Items from a dataset
• • • • • • •

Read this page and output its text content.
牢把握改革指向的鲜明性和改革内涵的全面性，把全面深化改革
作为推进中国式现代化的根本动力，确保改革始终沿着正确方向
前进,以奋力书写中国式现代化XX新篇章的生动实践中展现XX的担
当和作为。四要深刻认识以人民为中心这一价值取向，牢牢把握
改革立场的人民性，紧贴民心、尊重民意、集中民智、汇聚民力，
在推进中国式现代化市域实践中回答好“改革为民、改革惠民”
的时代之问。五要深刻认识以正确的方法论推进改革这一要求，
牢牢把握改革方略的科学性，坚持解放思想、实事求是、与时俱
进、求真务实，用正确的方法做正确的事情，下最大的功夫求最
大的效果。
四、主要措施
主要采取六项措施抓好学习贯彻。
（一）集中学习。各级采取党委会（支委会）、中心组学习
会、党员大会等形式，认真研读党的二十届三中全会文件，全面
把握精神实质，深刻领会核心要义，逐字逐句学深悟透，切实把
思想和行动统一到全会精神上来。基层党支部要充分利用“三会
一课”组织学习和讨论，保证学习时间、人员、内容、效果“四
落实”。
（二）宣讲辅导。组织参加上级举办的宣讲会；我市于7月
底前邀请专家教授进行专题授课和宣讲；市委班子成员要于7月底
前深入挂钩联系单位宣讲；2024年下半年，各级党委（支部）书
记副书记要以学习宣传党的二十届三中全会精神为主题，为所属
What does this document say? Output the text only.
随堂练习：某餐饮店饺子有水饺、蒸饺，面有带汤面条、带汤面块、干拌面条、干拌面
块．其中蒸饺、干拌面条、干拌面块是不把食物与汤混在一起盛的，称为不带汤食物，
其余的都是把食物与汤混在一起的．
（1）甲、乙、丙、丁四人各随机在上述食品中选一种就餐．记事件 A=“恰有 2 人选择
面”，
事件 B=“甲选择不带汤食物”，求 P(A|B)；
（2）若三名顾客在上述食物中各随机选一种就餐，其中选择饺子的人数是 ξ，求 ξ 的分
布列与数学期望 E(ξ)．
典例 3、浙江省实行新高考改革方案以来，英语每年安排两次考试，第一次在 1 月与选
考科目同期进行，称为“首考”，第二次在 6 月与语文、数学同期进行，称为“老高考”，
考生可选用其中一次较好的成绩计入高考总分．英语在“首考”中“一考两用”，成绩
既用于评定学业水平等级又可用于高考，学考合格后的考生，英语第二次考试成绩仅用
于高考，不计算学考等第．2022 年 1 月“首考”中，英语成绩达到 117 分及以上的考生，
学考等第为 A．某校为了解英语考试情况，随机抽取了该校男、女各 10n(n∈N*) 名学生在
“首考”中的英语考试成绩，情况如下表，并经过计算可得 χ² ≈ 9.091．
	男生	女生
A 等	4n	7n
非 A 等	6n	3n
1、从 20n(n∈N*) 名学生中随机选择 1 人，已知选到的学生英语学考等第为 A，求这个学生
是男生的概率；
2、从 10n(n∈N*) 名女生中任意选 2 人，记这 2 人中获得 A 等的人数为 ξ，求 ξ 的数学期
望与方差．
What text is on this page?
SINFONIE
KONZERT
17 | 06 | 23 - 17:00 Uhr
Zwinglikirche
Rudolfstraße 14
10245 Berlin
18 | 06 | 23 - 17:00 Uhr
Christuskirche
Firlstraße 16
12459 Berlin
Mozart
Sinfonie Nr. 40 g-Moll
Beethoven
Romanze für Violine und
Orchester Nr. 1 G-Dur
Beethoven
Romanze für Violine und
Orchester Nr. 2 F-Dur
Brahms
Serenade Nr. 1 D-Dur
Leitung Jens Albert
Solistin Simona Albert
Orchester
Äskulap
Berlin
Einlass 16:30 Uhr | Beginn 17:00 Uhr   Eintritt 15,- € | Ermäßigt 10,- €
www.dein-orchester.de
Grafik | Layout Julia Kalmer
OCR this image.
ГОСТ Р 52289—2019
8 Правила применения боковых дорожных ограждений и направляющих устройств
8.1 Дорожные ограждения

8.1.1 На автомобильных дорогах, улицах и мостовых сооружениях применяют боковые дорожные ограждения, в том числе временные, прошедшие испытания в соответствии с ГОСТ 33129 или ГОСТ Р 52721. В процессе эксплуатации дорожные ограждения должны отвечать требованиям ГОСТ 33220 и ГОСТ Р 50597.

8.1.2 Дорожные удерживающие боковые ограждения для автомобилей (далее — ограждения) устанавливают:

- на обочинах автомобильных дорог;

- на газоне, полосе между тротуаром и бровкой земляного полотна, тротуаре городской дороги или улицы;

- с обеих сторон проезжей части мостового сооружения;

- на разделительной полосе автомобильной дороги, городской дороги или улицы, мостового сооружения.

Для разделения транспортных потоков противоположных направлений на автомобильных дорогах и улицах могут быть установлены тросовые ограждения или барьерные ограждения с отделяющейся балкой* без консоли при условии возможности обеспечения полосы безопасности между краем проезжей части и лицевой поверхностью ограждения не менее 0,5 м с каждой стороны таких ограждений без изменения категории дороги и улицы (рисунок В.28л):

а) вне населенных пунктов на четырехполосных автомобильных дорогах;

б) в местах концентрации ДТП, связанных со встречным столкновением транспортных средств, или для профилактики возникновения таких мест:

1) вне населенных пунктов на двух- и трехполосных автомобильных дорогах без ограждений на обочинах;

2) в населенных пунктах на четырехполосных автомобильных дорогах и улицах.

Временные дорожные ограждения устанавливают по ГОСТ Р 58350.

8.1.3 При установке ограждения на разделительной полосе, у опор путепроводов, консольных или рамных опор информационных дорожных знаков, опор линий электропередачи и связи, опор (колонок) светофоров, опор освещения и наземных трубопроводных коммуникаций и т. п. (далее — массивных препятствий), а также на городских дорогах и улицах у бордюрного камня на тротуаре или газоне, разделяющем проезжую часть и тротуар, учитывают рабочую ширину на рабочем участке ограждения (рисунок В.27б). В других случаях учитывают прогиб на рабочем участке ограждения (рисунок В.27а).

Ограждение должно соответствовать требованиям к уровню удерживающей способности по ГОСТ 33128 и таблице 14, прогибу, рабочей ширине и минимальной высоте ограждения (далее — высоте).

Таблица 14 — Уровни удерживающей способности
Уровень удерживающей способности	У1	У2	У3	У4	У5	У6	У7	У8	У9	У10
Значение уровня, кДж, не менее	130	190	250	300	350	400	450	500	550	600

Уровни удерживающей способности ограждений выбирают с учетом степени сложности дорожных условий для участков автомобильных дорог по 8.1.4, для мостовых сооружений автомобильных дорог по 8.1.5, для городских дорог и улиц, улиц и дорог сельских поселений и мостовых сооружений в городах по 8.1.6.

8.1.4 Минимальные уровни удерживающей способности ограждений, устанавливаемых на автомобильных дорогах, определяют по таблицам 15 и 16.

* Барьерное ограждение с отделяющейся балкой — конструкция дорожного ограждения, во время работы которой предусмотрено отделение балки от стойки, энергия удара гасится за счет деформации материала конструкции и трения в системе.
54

• • • • • • •

Exercise objective: Your answer should be a single number: the count of lines in the entries that contain the word "мостового".

Output: 2